**Stated task**
Looking at the listing beneath, work out how many lines hold "than" and report only that figure.

----- Input material

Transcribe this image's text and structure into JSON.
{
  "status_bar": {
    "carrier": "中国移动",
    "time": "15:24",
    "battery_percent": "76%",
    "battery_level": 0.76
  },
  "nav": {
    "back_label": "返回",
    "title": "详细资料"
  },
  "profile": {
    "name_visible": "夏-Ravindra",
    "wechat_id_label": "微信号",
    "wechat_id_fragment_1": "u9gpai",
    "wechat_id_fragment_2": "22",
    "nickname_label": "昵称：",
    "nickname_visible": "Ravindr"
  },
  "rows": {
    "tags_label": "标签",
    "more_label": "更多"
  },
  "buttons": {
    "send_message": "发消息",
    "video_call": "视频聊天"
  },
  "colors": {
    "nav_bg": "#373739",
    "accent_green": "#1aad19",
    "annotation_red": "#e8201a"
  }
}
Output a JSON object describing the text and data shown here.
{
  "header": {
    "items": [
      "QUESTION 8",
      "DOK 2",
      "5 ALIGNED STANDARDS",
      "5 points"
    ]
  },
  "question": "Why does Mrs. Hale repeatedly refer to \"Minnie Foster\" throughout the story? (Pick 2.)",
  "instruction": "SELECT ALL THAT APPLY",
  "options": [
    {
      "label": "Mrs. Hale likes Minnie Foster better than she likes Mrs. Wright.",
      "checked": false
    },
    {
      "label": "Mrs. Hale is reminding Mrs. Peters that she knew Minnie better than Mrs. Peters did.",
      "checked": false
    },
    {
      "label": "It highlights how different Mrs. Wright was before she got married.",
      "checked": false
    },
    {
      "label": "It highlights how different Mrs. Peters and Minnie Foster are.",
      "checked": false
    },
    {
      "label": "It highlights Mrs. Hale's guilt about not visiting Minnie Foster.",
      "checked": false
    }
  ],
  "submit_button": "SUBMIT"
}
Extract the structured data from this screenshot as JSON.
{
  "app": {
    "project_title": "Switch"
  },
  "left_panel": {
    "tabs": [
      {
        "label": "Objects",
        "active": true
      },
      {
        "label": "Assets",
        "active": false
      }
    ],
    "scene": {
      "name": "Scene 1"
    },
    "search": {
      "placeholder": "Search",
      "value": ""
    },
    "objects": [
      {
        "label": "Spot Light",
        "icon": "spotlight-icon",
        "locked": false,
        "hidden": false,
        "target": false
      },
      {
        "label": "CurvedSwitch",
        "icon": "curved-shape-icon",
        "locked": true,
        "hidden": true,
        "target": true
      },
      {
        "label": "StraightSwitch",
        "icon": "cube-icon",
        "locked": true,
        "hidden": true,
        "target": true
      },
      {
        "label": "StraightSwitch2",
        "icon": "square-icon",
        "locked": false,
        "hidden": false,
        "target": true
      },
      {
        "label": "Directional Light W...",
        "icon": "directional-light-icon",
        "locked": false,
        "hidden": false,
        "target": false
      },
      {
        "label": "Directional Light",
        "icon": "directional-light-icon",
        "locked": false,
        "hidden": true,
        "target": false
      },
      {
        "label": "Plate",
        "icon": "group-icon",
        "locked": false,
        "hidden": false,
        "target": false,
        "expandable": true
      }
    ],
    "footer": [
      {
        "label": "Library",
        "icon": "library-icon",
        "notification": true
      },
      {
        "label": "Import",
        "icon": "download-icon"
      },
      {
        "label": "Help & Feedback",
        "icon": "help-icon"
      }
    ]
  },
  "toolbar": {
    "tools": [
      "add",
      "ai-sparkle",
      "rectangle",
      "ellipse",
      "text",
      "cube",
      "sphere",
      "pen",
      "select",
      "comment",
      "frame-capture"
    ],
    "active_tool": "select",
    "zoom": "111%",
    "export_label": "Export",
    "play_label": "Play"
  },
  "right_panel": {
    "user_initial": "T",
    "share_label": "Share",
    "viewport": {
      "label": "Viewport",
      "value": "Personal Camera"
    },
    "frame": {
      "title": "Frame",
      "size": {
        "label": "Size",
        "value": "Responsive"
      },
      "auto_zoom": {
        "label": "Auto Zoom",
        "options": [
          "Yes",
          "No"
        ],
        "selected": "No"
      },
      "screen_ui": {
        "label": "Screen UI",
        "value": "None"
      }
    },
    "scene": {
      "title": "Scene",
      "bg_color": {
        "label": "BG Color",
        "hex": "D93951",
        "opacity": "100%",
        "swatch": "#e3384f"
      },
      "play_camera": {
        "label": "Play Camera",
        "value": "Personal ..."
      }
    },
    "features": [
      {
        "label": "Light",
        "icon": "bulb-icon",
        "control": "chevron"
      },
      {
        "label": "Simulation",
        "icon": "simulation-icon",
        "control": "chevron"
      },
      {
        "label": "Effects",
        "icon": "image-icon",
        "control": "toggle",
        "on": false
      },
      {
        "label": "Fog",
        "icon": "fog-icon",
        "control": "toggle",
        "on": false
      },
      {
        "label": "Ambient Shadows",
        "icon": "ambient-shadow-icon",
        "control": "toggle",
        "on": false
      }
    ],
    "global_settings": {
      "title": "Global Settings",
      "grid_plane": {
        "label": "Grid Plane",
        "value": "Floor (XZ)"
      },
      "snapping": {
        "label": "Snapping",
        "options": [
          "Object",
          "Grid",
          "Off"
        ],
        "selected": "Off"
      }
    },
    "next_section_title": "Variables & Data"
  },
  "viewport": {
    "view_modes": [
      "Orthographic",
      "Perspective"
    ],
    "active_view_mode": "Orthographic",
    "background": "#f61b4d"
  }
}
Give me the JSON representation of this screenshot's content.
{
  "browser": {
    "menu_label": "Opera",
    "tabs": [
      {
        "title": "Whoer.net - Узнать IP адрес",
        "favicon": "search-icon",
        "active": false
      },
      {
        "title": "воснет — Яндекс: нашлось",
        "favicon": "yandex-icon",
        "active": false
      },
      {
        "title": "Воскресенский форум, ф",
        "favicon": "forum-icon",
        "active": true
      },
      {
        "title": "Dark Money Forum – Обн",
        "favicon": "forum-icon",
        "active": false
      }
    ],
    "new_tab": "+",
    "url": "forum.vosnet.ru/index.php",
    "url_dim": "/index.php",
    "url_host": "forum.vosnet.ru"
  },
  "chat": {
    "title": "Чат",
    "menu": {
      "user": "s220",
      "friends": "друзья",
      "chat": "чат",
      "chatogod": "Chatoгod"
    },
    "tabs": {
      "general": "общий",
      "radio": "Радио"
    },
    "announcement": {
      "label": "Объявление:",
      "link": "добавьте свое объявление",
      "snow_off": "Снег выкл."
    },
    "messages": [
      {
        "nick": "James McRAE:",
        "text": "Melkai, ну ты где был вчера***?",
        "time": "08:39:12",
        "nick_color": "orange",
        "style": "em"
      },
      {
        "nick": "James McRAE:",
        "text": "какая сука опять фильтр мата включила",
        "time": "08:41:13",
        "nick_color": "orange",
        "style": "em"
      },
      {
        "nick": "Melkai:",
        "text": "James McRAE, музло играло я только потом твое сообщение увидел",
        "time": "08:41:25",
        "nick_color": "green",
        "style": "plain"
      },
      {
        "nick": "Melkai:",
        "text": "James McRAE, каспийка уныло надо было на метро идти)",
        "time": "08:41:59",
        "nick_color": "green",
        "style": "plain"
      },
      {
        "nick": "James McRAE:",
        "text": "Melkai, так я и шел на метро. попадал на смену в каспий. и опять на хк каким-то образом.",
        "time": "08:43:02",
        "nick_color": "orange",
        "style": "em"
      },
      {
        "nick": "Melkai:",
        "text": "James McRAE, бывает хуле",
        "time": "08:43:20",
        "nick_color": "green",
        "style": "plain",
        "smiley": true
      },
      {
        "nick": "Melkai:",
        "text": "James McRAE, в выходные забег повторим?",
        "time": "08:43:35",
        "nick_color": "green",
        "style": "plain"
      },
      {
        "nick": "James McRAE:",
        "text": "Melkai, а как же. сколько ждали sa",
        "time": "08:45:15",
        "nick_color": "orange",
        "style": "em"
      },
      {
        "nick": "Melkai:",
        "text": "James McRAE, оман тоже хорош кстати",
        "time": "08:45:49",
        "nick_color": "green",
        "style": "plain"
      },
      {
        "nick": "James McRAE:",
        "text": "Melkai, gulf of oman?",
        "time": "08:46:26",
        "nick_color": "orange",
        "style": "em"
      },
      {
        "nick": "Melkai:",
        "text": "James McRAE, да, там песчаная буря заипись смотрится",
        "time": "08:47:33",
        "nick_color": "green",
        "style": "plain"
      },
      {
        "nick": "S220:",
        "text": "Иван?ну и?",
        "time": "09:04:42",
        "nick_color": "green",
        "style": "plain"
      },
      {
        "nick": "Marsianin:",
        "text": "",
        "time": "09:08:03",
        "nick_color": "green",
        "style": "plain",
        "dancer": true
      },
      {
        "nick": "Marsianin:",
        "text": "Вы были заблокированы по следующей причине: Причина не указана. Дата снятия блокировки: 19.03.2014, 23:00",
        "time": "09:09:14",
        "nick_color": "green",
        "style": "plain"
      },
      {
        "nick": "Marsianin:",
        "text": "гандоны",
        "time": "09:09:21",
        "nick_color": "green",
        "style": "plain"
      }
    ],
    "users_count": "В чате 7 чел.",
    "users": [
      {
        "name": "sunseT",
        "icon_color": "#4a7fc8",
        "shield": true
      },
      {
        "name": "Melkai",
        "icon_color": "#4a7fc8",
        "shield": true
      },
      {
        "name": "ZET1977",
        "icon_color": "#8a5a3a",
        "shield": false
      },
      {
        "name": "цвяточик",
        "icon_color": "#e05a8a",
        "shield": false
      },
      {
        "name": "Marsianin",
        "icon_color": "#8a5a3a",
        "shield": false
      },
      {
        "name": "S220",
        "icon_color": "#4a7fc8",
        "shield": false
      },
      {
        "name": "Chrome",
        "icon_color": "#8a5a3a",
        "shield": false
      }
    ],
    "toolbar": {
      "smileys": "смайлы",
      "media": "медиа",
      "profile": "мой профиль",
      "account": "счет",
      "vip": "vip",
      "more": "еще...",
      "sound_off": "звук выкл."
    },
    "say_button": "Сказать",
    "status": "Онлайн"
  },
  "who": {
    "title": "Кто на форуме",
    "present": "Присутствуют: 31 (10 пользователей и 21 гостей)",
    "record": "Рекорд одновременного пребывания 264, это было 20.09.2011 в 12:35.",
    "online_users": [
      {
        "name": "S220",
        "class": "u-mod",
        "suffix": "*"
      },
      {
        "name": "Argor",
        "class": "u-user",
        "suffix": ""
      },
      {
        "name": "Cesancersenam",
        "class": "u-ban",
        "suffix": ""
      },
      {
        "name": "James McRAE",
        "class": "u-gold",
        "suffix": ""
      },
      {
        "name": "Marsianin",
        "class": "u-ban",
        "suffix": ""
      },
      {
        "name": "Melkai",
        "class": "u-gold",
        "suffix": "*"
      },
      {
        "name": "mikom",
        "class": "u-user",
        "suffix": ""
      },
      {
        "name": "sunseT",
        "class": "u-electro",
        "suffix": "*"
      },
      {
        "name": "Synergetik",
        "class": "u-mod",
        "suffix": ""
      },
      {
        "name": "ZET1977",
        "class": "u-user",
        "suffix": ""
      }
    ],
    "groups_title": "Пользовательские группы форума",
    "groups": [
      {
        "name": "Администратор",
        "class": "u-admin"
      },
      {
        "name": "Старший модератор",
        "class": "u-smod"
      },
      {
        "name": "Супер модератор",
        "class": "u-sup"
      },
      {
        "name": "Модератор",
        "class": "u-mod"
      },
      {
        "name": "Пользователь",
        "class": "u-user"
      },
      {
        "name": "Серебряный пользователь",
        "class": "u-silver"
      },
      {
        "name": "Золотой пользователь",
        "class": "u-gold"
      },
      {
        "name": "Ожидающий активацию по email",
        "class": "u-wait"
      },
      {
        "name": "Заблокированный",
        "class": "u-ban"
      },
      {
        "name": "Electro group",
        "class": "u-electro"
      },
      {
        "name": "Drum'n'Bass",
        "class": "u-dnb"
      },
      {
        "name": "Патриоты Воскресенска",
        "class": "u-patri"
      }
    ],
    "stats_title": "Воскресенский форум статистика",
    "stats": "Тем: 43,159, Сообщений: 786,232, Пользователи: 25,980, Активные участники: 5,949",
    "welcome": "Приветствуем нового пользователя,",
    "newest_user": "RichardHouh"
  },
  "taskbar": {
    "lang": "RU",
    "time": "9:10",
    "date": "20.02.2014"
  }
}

----------

**Solution below**
2